[start of LISTING]

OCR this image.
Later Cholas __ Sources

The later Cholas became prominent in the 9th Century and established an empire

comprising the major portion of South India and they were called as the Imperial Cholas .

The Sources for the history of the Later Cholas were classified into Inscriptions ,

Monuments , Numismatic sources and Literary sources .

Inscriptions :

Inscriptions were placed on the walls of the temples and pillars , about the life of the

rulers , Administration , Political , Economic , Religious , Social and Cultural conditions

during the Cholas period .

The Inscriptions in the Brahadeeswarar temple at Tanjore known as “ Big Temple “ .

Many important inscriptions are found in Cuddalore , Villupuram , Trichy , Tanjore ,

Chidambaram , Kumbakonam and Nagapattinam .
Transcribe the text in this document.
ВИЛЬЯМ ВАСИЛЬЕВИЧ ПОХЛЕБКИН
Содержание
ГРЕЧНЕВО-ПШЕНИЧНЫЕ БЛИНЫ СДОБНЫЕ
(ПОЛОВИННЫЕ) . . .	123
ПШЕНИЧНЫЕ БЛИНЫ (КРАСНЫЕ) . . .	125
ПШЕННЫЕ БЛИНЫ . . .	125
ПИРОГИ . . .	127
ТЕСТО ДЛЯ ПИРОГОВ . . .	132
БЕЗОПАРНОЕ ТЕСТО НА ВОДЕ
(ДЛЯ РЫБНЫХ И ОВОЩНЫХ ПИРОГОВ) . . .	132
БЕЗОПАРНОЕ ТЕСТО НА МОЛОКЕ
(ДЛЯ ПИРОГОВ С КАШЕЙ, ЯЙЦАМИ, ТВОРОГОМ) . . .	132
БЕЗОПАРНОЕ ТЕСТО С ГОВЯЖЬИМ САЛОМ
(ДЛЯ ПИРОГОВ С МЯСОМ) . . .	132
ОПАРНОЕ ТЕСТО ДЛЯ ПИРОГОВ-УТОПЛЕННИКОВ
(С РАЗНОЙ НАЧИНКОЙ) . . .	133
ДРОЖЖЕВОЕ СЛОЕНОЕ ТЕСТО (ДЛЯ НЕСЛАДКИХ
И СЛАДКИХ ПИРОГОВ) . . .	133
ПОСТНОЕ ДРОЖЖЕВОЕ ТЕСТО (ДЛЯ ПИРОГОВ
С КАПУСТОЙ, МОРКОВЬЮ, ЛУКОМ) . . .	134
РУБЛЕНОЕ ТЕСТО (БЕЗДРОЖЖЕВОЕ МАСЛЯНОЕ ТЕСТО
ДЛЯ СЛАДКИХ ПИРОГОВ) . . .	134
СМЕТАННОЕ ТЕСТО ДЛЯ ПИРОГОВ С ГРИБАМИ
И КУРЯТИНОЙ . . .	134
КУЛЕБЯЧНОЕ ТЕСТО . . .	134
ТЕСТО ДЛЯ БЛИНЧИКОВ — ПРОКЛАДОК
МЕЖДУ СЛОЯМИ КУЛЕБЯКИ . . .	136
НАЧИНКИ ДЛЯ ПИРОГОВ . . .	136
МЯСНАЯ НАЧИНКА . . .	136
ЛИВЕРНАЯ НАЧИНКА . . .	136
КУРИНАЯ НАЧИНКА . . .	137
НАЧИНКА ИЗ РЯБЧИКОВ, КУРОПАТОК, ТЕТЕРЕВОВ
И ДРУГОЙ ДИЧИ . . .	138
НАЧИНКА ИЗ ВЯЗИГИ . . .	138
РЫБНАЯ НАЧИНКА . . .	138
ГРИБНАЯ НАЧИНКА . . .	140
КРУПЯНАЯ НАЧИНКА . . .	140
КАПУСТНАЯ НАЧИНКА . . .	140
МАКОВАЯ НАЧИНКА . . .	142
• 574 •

[end of LISTING]

**WHAT IS ASKED**
Look through the entries above for the word "ПШЕНИЧНЫЕ". Copy every line where it shows up.

**CORRECT RESPONSE**
ГРЕЧНЕВО-ПШЕНИЧНЫЕ БЛИНЫ СДОБНЫЕ
ПШЕНИЧНЫЕ БЛИНЫ (КРАСНЫЕ) . . .	125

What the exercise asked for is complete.